[Records from a collection]
--
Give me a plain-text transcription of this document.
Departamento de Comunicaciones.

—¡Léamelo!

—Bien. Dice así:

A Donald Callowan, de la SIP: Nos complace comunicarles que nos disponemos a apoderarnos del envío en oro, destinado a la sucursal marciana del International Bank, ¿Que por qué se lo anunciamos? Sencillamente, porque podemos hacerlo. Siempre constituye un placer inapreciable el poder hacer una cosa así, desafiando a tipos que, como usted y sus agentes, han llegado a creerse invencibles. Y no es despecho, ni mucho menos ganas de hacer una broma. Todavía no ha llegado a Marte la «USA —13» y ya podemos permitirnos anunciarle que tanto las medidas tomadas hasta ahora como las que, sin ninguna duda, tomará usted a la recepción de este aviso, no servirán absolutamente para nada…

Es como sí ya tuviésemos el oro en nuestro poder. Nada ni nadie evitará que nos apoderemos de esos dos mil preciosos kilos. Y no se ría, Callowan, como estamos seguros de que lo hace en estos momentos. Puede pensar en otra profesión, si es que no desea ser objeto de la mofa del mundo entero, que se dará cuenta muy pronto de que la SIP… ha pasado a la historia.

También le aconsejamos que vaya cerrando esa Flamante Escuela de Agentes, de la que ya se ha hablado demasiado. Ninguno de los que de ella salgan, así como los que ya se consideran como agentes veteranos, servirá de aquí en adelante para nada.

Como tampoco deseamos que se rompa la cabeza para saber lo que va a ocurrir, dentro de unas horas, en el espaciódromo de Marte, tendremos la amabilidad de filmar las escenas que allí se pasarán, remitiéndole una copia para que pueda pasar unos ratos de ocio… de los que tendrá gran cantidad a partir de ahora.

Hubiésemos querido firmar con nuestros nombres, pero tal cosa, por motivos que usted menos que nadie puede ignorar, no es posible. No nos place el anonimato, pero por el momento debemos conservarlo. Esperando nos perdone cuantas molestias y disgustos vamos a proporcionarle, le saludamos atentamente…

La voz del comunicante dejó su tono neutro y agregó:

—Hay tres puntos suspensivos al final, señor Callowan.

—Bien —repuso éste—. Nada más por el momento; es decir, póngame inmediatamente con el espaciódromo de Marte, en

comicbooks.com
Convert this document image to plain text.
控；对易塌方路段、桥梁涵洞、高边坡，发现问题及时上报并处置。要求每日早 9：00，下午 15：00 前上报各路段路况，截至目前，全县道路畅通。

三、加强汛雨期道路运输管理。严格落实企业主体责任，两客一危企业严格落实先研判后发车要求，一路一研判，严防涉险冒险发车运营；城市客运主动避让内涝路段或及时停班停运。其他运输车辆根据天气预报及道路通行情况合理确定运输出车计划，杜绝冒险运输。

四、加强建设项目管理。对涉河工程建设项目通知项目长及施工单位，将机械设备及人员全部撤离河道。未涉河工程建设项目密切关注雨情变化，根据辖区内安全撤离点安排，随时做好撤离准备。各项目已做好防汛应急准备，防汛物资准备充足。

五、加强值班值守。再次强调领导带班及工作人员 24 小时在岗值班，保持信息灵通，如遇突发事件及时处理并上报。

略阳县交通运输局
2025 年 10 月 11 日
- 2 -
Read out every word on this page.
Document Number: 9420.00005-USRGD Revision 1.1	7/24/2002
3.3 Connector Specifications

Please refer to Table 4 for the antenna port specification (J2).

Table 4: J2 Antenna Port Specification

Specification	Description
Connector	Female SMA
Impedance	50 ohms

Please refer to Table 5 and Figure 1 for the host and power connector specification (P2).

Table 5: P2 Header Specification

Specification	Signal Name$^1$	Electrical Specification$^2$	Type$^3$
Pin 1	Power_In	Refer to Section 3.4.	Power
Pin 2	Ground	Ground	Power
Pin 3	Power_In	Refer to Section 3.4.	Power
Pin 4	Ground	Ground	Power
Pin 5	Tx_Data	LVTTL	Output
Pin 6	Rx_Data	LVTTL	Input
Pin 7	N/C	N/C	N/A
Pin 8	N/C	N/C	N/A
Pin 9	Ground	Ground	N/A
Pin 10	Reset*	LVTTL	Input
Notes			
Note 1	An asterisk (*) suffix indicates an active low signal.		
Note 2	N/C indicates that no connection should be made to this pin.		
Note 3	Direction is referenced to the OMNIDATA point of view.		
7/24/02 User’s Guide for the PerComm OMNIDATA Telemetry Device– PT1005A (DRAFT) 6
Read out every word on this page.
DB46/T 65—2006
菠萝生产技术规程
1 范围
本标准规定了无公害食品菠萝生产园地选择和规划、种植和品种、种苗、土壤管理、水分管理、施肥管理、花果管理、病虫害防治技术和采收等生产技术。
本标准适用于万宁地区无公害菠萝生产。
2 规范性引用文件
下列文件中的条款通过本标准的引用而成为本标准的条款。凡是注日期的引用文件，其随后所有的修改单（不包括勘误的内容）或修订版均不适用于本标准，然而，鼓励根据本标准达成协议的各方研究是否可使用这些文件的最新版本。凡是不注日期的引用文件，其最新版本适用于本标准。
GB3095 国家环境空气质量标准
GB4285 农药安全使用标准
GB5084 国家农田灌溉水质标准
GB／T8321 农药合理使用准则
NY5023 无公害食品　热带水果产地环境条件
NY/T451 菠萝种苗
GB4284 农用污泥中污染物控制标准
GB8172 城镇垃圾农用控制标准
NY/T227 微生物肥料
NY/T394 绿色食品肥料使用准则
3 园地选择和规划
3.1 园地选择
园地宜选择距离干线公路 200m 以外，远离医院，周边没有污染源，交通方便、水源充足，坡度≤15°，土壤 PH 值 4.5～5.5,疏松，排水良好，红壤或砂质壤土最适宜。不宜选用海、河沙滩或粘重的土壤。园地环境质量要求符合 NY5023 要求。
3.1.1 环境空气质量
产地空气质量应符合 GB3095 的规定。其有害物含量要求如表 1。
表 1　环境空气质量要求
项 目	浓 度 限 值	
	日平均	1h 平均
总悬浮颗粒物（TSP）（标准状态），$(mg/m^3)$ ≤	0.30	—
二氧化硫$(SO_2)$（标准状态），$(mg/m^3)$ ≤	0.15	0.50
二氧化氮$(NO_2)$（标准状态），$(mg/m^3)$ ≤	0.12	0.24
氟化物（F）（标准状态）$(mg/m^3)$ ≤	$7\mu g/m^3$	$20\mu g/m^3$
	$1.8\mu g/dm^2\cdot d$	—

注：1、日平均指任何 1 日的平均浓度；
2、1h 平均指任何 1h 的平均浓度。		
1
--
* [Task statement]: Your task is to output all of the data above word for word.

* [The completed task]:
Give me a plain-text transcription of this document.
Departamento de Comunicaciones.

—¡Léamelo!

—Bien. Dice así:

A Donald Callowan, de la SIP: Nos complace comunicarles que nos disponemos a apoderarnos del envío en oro, destinado a la sucursal marciana del International Bank, ¿Que por qué se lo anunciamos? Sencillamente, porque podemos hacerlo. Siempre constituye un placer inapreciable el poder hacer una cosa así, desafiando a tipos que, como usted y sus agentes, han llegado a creerse invencibles. Y no es despecho, ni mucho menos ganas de hacer una broma. Todavía no ha llegado a Marte la «USA —13» y ya podemos permitirnos anunciarle que tanto las medidas tomadas hasta ahora como las que, sin ninguna duda, tomará usted a la recepción de este aviso, no servirán absolutamente para nada…

Es como sí ya tuviésemos el oro en nuestro poder. Nada ni nadie evitará que nos apoderemos de esos dos mil preciosos kilos. Y no se ría, Callowan, como estamos seguros de que lo hace en estos momentos. Puede pensar en otra profesión, si es que no desea ser objeto de la mofa del mundo entero, que se dará cuenta muy pronto de que la SIP… ha pasado a la historia.

También le aconsejamos que vaya cerrando esa Flamante Escuela de Agentes, de la que ya se ha hablado demasiado. Ninguno de los que de ella salgan, así como los que ya se consideran como agentes veteranos, servirá de aquí en adelante para nada.

Como tampoco deseamos que se rompa la cabeza para saber lo que va a ocurrir, dentro de unas horas, en el espaciódromo de Marte, tendremos la amabilidad de filmar las escenas que allí se pasarán, remitiéndole una copia para que pueda pasar unos ratos de ocio… de los que tendrá gran cantidad a partir de ahora.

Hubiésemos querido firmar con nuestros nombres, pero tal cosa, por motivos que usted menos que nadie puede ignorar, no es posible. No nos place el anonimato, pero por el momento debemos conservarlo. Esperando nos perdone cuantas molestias y disgustos vamos a proporcionarle, le saludamos atentamente…

La voz del comunicante dejó su tono neutro y agregó:

—Hay tres puntos suspensivos al final, señor Callowan.

—Bien —repuso éste—. Nada más por el momento; es decir, póngame inmediatamente con el espaciódromo de Marte, en

comicbooks.com
Convert this document image to plain text.
控；对易塌方路段、桥梁涵洞、高边坡，发现问题及时上报并处置。要求每日早 9：00，下午 15：00 前上报各路段路况，截至目前，全县道路畅通。

三、加强汛雨期道路运输管理。严格落实企业主体责任，两客一危企业严格落实先研判后发车要求，一路一研判，严防涉险冒险发车运营；城市客运主动避让内涝路段或及时停班停运。其他运输车辆根据天气预报及道路通行情况合理确定运输出车计划，杜绝冒险运输。

四、加强建设项目管理。对涉河工程建设项目通知项目长及施工单位，将机械设备及人员全部撤离河道。未涉河工程建设项目密切关注雨情变化，根据辖区内安全撤离点安排，随时做好撤离准备。各项目已做好防汛应急准备，防汛物资准备充足。

五、加强值班值守。再次强调领导带班及工作人员 24 小时在岗值班，保持信息灵通，如遇突发事件及时处理并上报。

略阳县交通运输局
2025 年 10 月 11 日
- 2 -
Read out every word on this page.
Document Number: 9420.00005-USRGD Revision 1.1	7/24/2002
3.3 Connector Specifications

Please refer to Table 4 for the antenna port specification (J2).

Table 4: J2 Antenna Port Specification

Specification	Description
Connector	Female SMA
Impedance	50 ohms

Please refer to Table 5 and Figure 1 for the host and power connector specification (P2).

Table 5: P2 Header Specification

Specification	Signal Name$^1$	Electrical Specification$^2$	Type$^3$
Pin 1	Power_In	Refer to Section 3.4.	Power
Pin 2	Ground	Ground	Power
Pin 3	Power_In	Refer to Section 3.4.	Power
Pin 4	Ground	Ground	Power
Pin 5	Tx_Data	LVTTL	Output
Pin 6	Rx_Data	LVTTL	Input
Pin 7	N/C	N/C	N/A
Pin 8	N/C	N/C	N/A
Pin 9	Ground	Ground	N/A
Pin 10	Reset*	LVTTL	Input
Notes			
Note 1	An asterisk (*) suffix indicates an active low signal.		
Note 2	N/C indicates that no connection should be made to this pin.		
Note 3	Direction is referenced to the OMNIDATA point of view.		
7/24/02 User’s Guide for the PerComm OMNIDATA Telemetry Device– PT1005A (DRAFT) 6
Read out every word on this page.
DB46/T 65—2006
菠萝生产技术规程
1 范围
本标准规定了无公害食品菠萝生产园地选择和规划、种植和品种、种苗、土壤管理、水分管理、施肥管理、花果管理、病虫害防治技术和采收等生产技术。
本标准适用于万宁地区无公害菠萝生产。
2 规范性引用文件
下列文件中的条款通过本标准的引用而成为本标准的条款。凡是注日期的引用文件，其随后所有的修改单（不包括勘误的内容）或修订版均不适用于本标准，然而，鼓励根据本标准达成协议的各方研究是否可使用这些文件的最新版本。凡是不注日期的引用文件，其最新版本适用于本标准。
GB3095 国家环境空气质量标准
GB4285 农药安全使用标准
GB5084 国家农田灌溉水质标准
GB／T8321 农药合理使用准则
NY5023 无公害食品　热带水果产地环境条件
NY/T451 菠萝种苗
GB4284 农用污泥中污染物控制标准
GB8172 城镇垃圾农用控制标准
NY/T227 微生物肥料
NY/T394 绿色食品肥料使用准则
3 园地选择和规划
3.1 园地选择
园地宜选择距离干线公路 200m 以外，远离医院，周边没有污染源，交通方便、水源充足，坡度≤15°，土壤 PH 值 4.5～5.5,疏松，排水良好，红壤或砂质壤土最适宜。不宜选用海、河沙滩或粘重的土壤。园地环境质量要求符合 NY5023 要求。
3.1.1 环境空气质量
产地空气质量应符合 GB3095 的规定。其有害物含量要求如表 1。
表 1　环境空气质量要求
项 目	浓 度 限 值	
	日平均	1h 平均
总悬浮颗粒物（TSP）（标准状态），$(mg/m^3)$ ≤	0.30	—
二氧化硫$(SO_2)$（标准状态），$(mg/m^3)$ ≤	0.15	0.50
二氧化氮$(NO_2)$（标准状态），$(mg/m^3)$ ≤	0.12	0.24
氟化物（F）（标准状态）$(mg/m^3)$ ≤	$7\mu g/m^3$	$20\mu g/m^3$
	$1.8\mu g/dm^2\cdot d$	—

注：1、日平均指任何 1 日的平均浓度；
2、1h 平均指任何 1h 的平均浓度。		
1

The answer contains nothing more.